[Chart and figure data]
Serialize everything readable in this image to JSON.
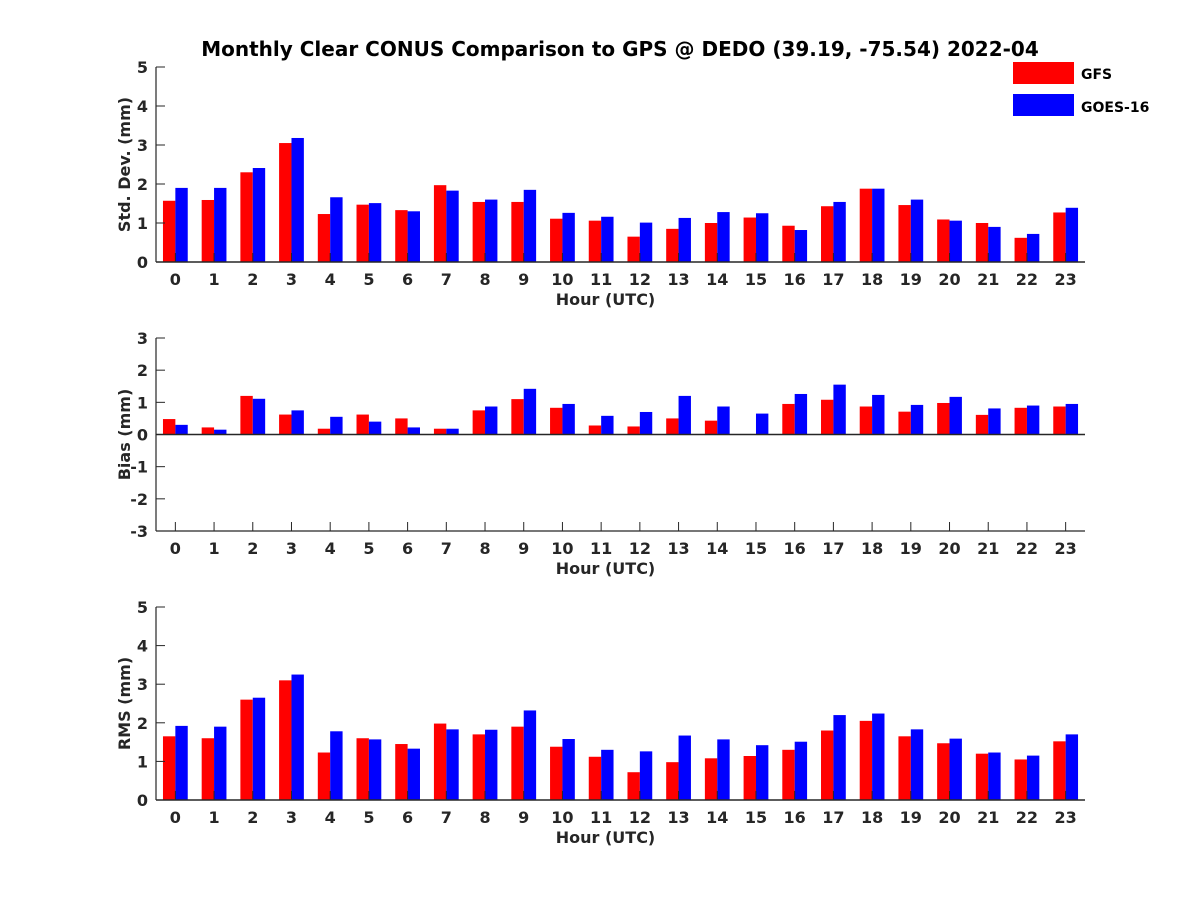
{
  "title": "Monthly Clear CONUS Comparison to GPS @ DEDO (39.19, -75.54) 2022-04",
  "legend": [
    {
      "name": "GFS",
      "color": "#ff0000"
    },
    {
      "name": "GOES-16",
      "color": "#0000ff"
    }
  ],
  "chart_data": [
    {
      "type": "bar",
      "xlabel": "Hour (UTC)",
      "ylabel": "Std. Dev. (mm)",
      "ylim": [
        0,
        5
      ],
      "yticks": [
        0,
        1,
        2,
        3,
        4,
        5
      ],
      "categories": [
        "0",
        "1",
        "2",
        "3",
        "4",
        "5",
        "6",
        "7",
        "8",
        "9",
        "10",
        "11",
        "12",
        "13",
        "14",
        "15",
        "16",
        "17",
        "18",
        "19",
        "20",
        "21",
        "22",
        "23"
      ],
      "series": [
        {
          "name": "GFS",
          "color": "#ff0000",
          "values": [
            1.57,
            1.59,
            2.3,
            3.05,
            1.23,
            1.47,
            1.33,
            1.97,
            1.54,
            1.54,
            1.11,
            1.06,
            0.65,
            0.85,
            1.0,
            1.14,
            0.93,
            1.43,
            1.88,
            1.46,
            1.09,
            1.0,
            0.62,
            1.27
          ]
        },
        {
          "name": "GOES-16",
          "color": "#0000ff",
          "values": [
            1.9,
            1.9,
            2.41,
            3.18,
            1.66,
            1.51,
            1.3,
            1.83,
            1.6,
            1.85,
            1.26,
            1.16,
            1.01,
            1.13,
            1.28,
            1.25,
            0.82,
            1.54,
            1.88,
            1.6,
            1.06,
            0.9,
            0.72,
            1.39
          ]
        }
      ]
    },
    {
      "type": "bar",
      "xlabel": "Hour (UTC)",
      "ylabel": "Bias (mm)",
      "ylim": [
        -3,
        3
      ],
      "yticks": [
        -3,
        -2,
        -1,
        0,
        1,
        2,
        3
      ],
      "categories": [
        "0",
        "1",
        "2",
        "3",
        "4",
        "5",
        "6",
        "7",
        "8",
        "9",
        "10",
        "11",
        "12",
        "13",
        "14",
        "15",
        "16",
        "17",
        "18",
        "19",
        "20",
        "21",
        "22",
        "23"
      ],
      "series": [
        {
          "name": "GFS",
          "color": "#ff0000",
          "values": [
            0.48,
            0.22,
            1.2,
            0.62,
            0.18,
            0.62,
            0.5,
            0.18,
            0.75,
            1.1,
            0.83,
            0.28,
            0.25,
            0.5,
            0.43,
            0.0,
            0.95,
            1.08,
            0.87,
            0.71,
            0.98,
            0.61,
            0.83,
            0.87
          ]
        },
        {
          "name": "GOES-16",
          "color": "#0000ff",
          "values": [
            0.3,
            0.15,
            1.11,
            0.75,
            0.55,
            0.4,
            0.22,
            0.18,
            0.87,
            1.42,
            0.95,
            0.58,
            0.7,
            1.2,
            0.87,
            0.65,
            1.26,
            1.55,
            1.23,
            0.92,
            1.17,
            0.81,
            0.9,
            0.95
          ]
        }
      ]
    },
    {
      "type": "bar",
      "xlabel": "Hour (UTC)",
      "ylabel": "RMS (mm)",
      "ylim": [
        0,
        5
      ],
      "yticks": [
        0,
        1,
        2,
        3,
        4,
        5
      ],
      "categories": [
        "0",
        "1",
        "2",
        "3",
        "4",
        "5",
        "6",
        "7",
        "8",
        "9",
        "10",
        "11",
        "12",
        "13",
        "14",
        "15",
        "16",
        "17",
        "18",
        "19",
        "20",
        "21",
        "22",
        "23"
      ],
      "series": [
        {
          "name": "GFS",
          "color": "#ff0000",
          "values": [
            1.65,
            1.6,
            2.6,
            3.1,
            1.23,
            1.6,
            1.45,
            1.98,
            1.7,
            1.9,
            1.38,
            1.12,
            0.72,
            0.98,
            1.08,
            1.14,
            1.3,
            1.8,
            2.05,
            1.65,
            1.47,
            1.2,
            1.05,
            1.52
          ]
        },
        {
          "name": "GOES-16",
          "color": "#0000ff",
          "values": [
            1.92,
            1.9,
            2.65,
            3.25,
            1.78,
            1.57,
            1.33,
            1.83,
            1.82,
            2.32,
            1.58,
            1.3,
            1.26,
            1.67,
            1.57,
            1.42,
            1.51,
            2.2,
            2.24,
            1.83,
            1.59,
            1.23,
            1.15,
            1.7
          ]
        }
      ]
    }
  ]
}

- _Task instructions_:
Transcribe the whole listing, character for character, but not its images.

- _Response for this exercise_:
Serialize everything readable in this image to JSON.
{
  "title": "Monthly Clear CONUS Comparison to GPS @ DEDO (39.19, -75.54) 2022-04",
  "legend": [
    {
      "name": "GFS",
      "color": "#ff0000"
    },
    {
      "name": "GOES-16",
      "color": "#0000ff"
    }
  ],
  "chart_data": [
    {
      "type": "bar",
      "xlabel": "Hour (UTC)",
      "ylabel": "Std. Dev. (mm)",
      "ylim": [
        0,
        5
      ],
      "yticks": [
        0,
        1,
        2,
        3,
        4,
        5
      ],
      "categories": [
        "0",
        "1",
        "2",
        "3",
        "4",
        "5",
        "6",
        "7",
        "8",
        "9",
        "10",
        "11",
        "12",
        "13",
        "14",
        "15",
        "16",
        "17",
        "18",
        "19",
        "20",
        "21",
        "22",
        "23"
      ],
      "series": [
        {
          "name": "GFS",
          "color": "#ff0000",
          "values": [
            1.57,
            1.59,
            2.3,
            3.05,
            1.23,
            1.47,
            1.33,
            1.97,
            1.54,
            1.54,
            1.11,
            1.06,
            0.65,
            0.85,
            1.0,
            1.14,
            0.93,
            1.43,
            1.88,
            1.46,
            1.09,
            1.0,
            0.62,
            1.27
          ]
        },
        {
          "name": "GOES-16",
          "color": "#0000ff",
          "values": [
            1.9,
            1.9,
            2.41,
            3.18,
            1.66,
            1.51,
            1.3,
            1.83,
            1.6,
            1.85,
            1.26,
            1.16,
            1.01,
            1.13,
            1.28,
            1.25,
            0.82,
            1.54,
            1.88,
            1.6,
            1.06,
            0.9,
            0.72,
            1.39
          ]
        }
      ]
    },
    {
      "type": "bar",
      "xlabel": "Hour (UTC)",
      "ylabel": "Bias (mm)",
      "ylim": [
        -3,
        3
      ],
      "yticks": [
        -3,
        -2,
        -1,
        0,
        1,
        2,
        3
      ],
      "categories": [
        "0",
        "1",
        "2",
        "3",
        "4",
        "5",
        "6",
        "7",
        "8",
        "9",
        "10",
        "11",
        "12",
        "13",
        "14",
        "15",
        "16",
        "17",
        "18",
        "19",
        "20",
        "21",
        "22",
        "23"
      ],
      "series": [
        {
          "name": "GFS",
          "color": "#ff0000",
          "values": [
            0.48,
            0.22,
            1.2,
            0.62,
            0.18,
            0.62,
            0.5,
            0.18,
            0.75,
            1.1,
            0.83,
            0.28,
            0.25,
            0.5,
            0.43,
            0.0,
            0.95,
            1.08,
            0.87,
            0.71,
            0.98,
            0.61,
            0.83,
            0.87
          ]
        },
        {
          "name": "GOES-16",
          "color": "#0000ff",
          "values": [
            0.3,
            0.15,
            1.11,
            0.75,
            0.55,
            0.4,
            0.22,
            0.18,
            0.87,
            1.42,
            0.95,
            0.58,
            0.7,
            1.2,
            0.87,
            0.65,
            1.26,
            1.55,
            1.23,
            0.92,
            1.17,
            0.81,
            0.9,
            0.95
          ]
        }
      ]
    },
    {
      "type": "bar",
      "xlabel": "Hour (UTC)",
      "ylabel": "RMS (mm)",
      "ylim": [
        0,
        5
      ],
      "yticks": [
        0,
        1,
        2,
        3,
        4,
        5
      ],
      "categories": [
        "0",
        "1",
        "2",
        "3",
        "4",
        "5",
        "6",
        "7",
        "8",
        "9",
        "10",
        "11",
        "12",
        "13",
        "14",
        "15",
        "16",
        "17",
        "18",
        "19",
        "20",
        "21",
        "22",
        "23"
      ],
      "series": [
        {
          "name": "GFS",
          "color": "#ff0000",
          "values": [
            1.65,
            1.6,
            2.6,
            3.1,
            1.23,
            1.6,
            1.45,
            1.98,
            1.7,
            1.9,
            1.38,
            1.12,
            0.72,
            0.98,
            1.08,
            1.14,
            1.3,
            1.8,
            2.05,
            1.65,
            1.47,
            1.2,
            1.05,
            1.52
          ]
        },
        {
          "name": "GOES-16",
          "color": "#0000ff",
          "values": [
            1.92,
            1.9,
            2.65,
            3.25,
            1.78,
            1.57,
            1.33,
            1.83,
            1.82,
            2.32,
            1.58,
            1.3,
            1.26,
            1.67,
            1.57,
            1.42,
            1.51,
            2.2,
            2.24,
            1.83,
            1.59,
            1.23,
            1.15,
            1.7
          ]
        }
      ]
    }
  ]
}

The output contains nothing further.